Excerpt to read:
— Begin —
What does this error mean?
Hi. The problem is described here. I would like to know is it possible that modbus is not working because of that error? Thank you.
Can you provide a zipped folder that contains everything needed to reproduce the issue? or code that reproduces it and a link to get the versions of any libraries needed to reproduce the issue? The only time I see that error was when I tried to set optimizing to somethjign other than size, and it blew up all my handoptimized assembly. (that's why that option was removed, yasee)
What I meant when I asked for everything needed is not copies of my core but copies of all the libraries needed to make your code compile.
You have included none of them, so none of your code compiles because ModbusRTUSlave.h is not found.
I do not waste time trying to find out what version of the library you are using, because there's no way to know. ModbusRTUSlave.h doesn't uniquely identify what version of who's fork of the library you're using it, and every single time I've tried to "figure out" what library version they were using, it's always been the wrong one. So that is a no-exceptions rule - I am manifestly incapable of divining what version of the library you used (in fact, there are numerous of examples of libraries that differ in everything except name. Totally different API, everything except name and purpose have no similarities.), so if a problem requires me to compile code in order to debug it I need the library files
My apologies of being a bid thick. Anyway, I have figured out that this is something to do with the software serial. I have changed my prototype to hardware serial pins and it is working fine. Since I define Modbus to software serial, getting this error again. ModbusRTUSlave.zip
I have not been successful in determining why the linker is failing to compile in necessary code
The problem is caused by the need to handle the following corner case:
- Interrupts are disabled (1A) or execution is occurring within an interrupt (1B).
- There is 1 or more character currently in the ring buffer waiting to be transferred
- The user calls flush().
Absent some countermeasure, because interrupts not enabled (either another normal priority interrupt is running, or globally disabled), the ISR to load the next character to send into the USART won't fire, and you would wait forever in flush because the buffer will never finish sending.
The original code from Arduino worked only in 1B, and:
- Recorded the current setting for the priority interrupt vector
- Elevated the USART ISR to Priority 1 (Oh they are not seriously doing this...)
— End —
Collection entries
— Begin —
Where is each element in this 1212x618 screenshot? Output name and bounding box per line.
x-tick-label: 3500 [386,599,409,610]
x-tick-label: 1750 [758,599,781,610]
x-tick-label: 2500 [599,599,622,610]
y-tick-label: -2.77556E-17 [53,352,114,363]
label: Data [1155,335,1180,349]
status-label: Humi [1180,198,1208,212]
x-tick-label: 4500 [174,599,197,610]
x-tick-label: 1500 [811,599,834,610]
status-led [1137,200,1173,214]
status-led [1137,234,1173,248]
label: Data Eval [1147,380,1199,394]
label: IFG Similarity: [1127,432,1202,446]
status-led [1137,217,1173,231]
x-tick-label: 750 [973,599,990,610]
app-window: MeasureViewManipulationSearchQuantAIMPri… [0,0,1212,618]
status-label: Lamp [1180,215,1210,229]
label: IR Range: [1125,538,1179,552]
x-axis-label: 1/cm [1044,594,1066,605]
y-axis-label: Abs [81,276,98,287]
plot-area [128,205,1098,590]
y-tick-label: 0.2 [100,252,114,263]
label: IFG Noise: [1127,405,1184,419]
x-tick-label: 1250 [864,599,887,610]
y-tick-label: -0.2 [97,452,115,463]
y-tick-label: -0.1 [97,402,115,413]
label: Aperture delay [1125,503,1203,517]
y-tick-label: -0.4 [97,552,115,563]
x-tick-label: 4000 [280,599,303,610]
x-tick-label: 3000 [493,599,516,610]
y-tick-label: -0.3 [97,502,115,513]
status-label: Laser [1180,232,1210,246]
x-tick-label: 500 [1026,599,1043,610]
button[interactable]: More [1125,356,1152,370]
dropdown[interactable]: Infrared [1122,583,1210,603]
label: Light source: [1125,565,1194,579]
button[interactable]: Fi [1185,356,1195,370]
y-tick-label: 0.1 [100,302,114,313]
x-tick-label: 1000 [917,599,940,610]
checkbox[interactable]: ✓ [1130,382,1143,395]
— End —
Directions:
(a) Repeat the forum thread's wording between "Can you provide" and "is not found.", inclusive.
(b) Answer these questions from the forum thread:
(i) Which header file cannot be found when compiling the code?
(ii) To what kind of serial pins was the prototype changed so that it worked fine?
(iii) To what priority did the original Arduino code elevate the USART ISR?
The items have no connection to the forum thread.

Expected answers:
(a)
Can you provide a zipped folder that contains everything needed to reproduce the issue? or code that reproduces it and a link to get the versions of any libraries needed to reproduce the issue? The only time I see that error was when I tried to set optimizing to somethjign other than size, and it blew up all my handoptimized assembly. (that's why that option was removed, yasee)
What I meant when I asked for everything needed is not copies of my core but copies of all the libraries needed to make your code compile.
You have included none of them, so none of your code compiles because ModbusRTUSlave.h is not found.

(b)
(i) ModbusRTUSlave.h
(ii) Hardware serial pins
(iii) Priority 1